# WHAT YOU HAVE TO DO
Tell how many lines have the string "text" in them, and write nothing besides the number.

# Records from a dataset
-*-

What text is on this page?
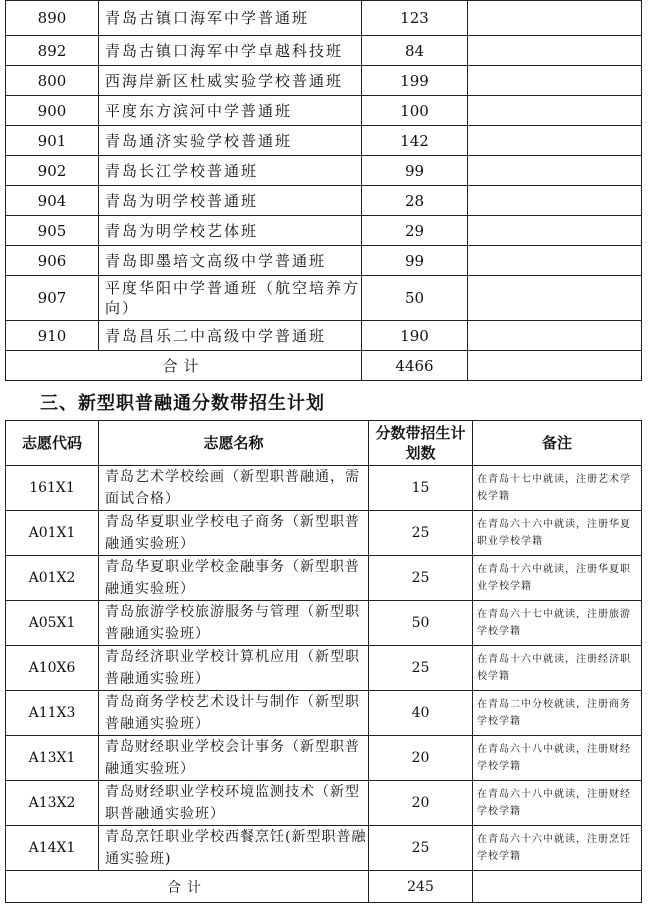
890	青岛古镇口海军中学普通班	123	
892	青岛古镇口海军中学卓越科技班	84	
800	西海岸新区杜威实验学校普通班	199	
900	平度东方滨河中学普通班	100	
901	青岛通济实验学校普通班	142	
902	青岛长江学校普通班	99	
904	青岛为明学校普通班	28	
905	青岛为明学校艺体班	29	
906	青岛即墨培文高级中学普通班	99	
907	平度华阳中学普通班（航空培养方向）	50	
910	青岛昌乐二中高级中学普通班	190	
合计		4466	
三、新型职普融通分数带招生计划
志愿代码	志愿名称	分数带招生计划数	备注
161X1	青岛艺术学校绘画（新型职普融通，需面试合格）	15	在青岛十七中就读，注册艺术学校学籍
A01X1	青岛华夏职业学校电子商务（新型职普融通实验班）	25	在青岛六十六中就读，注册华夏职业学校学籍
A01X2	青岛华夏职业学校金融事务（新型职普融通实验班）	25	在青岛十六中就读，注册华夏职业学校学籍
A05X1	青岛旅游学校旅游服务与管理（新型职普融通实验班）	50	在青岛六十七中就读，注册旅游学校学籍
A10X6	青岛经济职业学校计算机应用（新型职普融通实验班）	25	在青岛十六中就读，注册经济职校学籍
A11X3	青岛商务学校艺术设计与制作（新型职普融通实验班）	40	在青岛二中分校就读，注册商务学校学籍
A13X1	青岛财经职业学校会计事务（新型职普融通实验班）	20	在青岛六十八中就读，注册财经学校学籍
A13X2	青岛财经职业学校环境监测技术（新型职普融通实验班）	20	在青岛六十八中就读，注册财经学校学籍
A14X1	青岛烹饪职业学校西餐烹饪(新型职普融通实验班)	25	在青岛六十六中就读，注册烹饪学校学籍
合计		245	
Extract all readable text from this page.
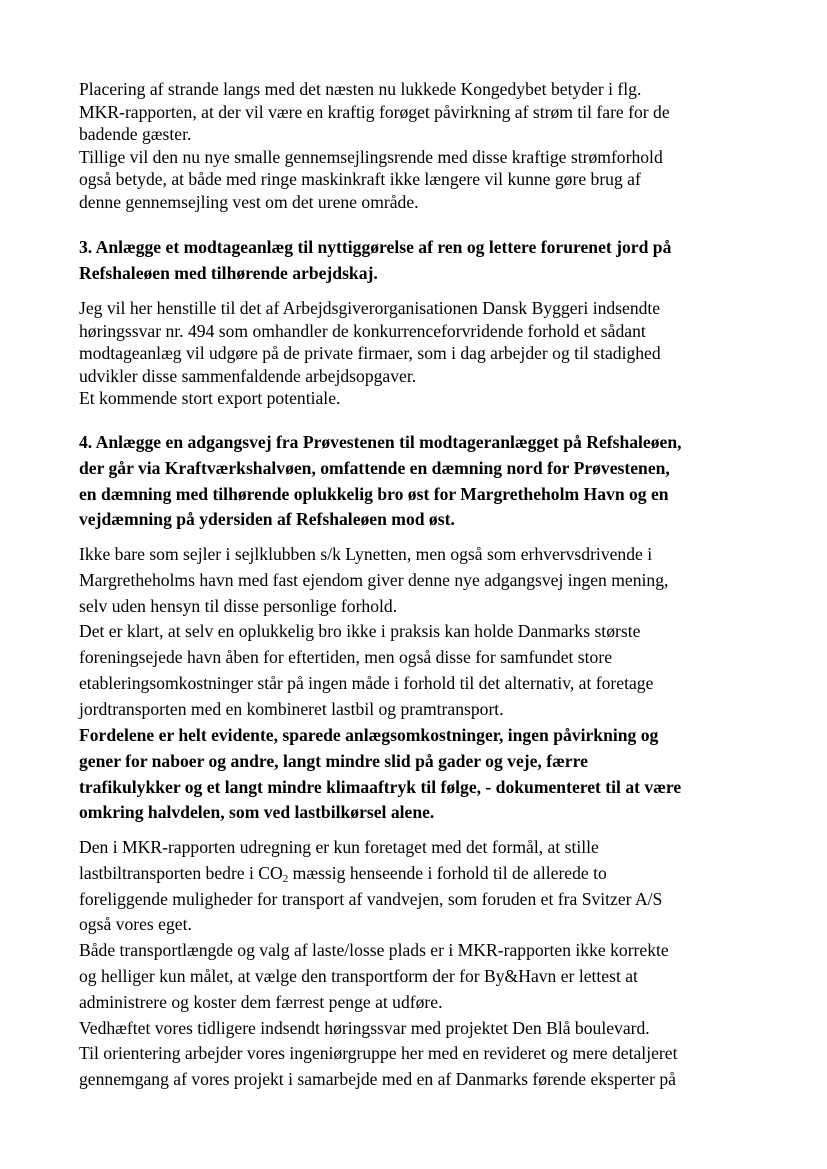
Placering af strande langs med det næsten nu lukkede Kongedybet betyder i flg.
MKR-rapporten, at der vil være en kraftig forøget påvirkning af strøm til fare for de
badende gæster.
Tillige vil den nu nye smalle gennemsejlingsrende med disse kraftige strømforhold
også betyde, at både med ringe maskinkraft ikke længere vil kunne gøre brug af
denne gennemsejling vest om det urene område.
3. Anlægge et modtageanlæg til nyttiggørelse af ren og lettere forurenet jord på
Refshaleøen med tilhørende arbejdskaj.
Jeg vil her henstille til det af Arbejdsgiverorganisationen Dansk Byggeri indsendte
høringssvar nr. 494 som omhandler de konkurrenceforvridende forhold et sådant
modtageanlæg vil udgøre på de private firmaer, som i dag arbejder og til stadighed
udvikler disse sammenfaldende arbejdsopgaver.
Et kommende stort export potentiale.
4. Anlægge en adgangsvej fra Prøvestenen til modtageranlægget på Refshaleøen,
der går via Kraftværkshalvøen, omfattende en dæmning nord for Prøvestenen,
en dæmning med tilhørende oplukkelig bro øst for Margretheholm Havn og en
vejdæmning på ydersiden af Refshaleøen mod øst.
Ikke bare som sejler i sejlklubben s/k Lynetten, men også som erhvervsdrivende i
Margretheholms havn med fast ejendom giver denne nye adgangsvej ingen mening,
selv uden hensyn til disse personlige forhold.
Det er klart, at selv en oplukkelig bro ikke i praksis kan holde Danmarks største
foreningsejede havn åben for eftertiden, men også disse for samfundet store
etableringsomkostninger står på ingen måde i forhold til det alternativ, at foretage
jordtransporten med en kombineret lastbil og pramtransport.
Fordelene er helt evidente, sparede anlægsomkostninger, ingen påvirkning og
gener for naboer og andre, langt mindre slid på gader og veje, færre
trafikulykker og et langt mindre klimaaftryk til følge, - dokumenteret til at være
omkring halvdelen, som ved lastbilkørsel alene.
Den i MKR-rapporten udregning er kun foretaget med det formål, at stille
lastbiltransporten bedre i $CO_2$ mæssig henseende i forhold til de allerede to
foreliggende muligheder for transport af vandvejen, som foruden et fra Svitzer A/S
også vores eget.
Både transportlængde og valg af laste/losse plads er i MKR-rapporten ikke korrekte
og helliger kun målet, at vælge den transportform der for By&Havn er lettest at
administrere og koster dem færrest penge at udføre.
Vedhæftet vores tidligere indsendt høringssvar med projektet Den Blå boulevard.
Til orientering arbejder vores ingeniørgruppe her med en revideret og mere detaljeret
gennemgang af vores projekt i samarbejde med en af Danmarks førende eksperter på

-*-

# WRITTEN RESPONSE
2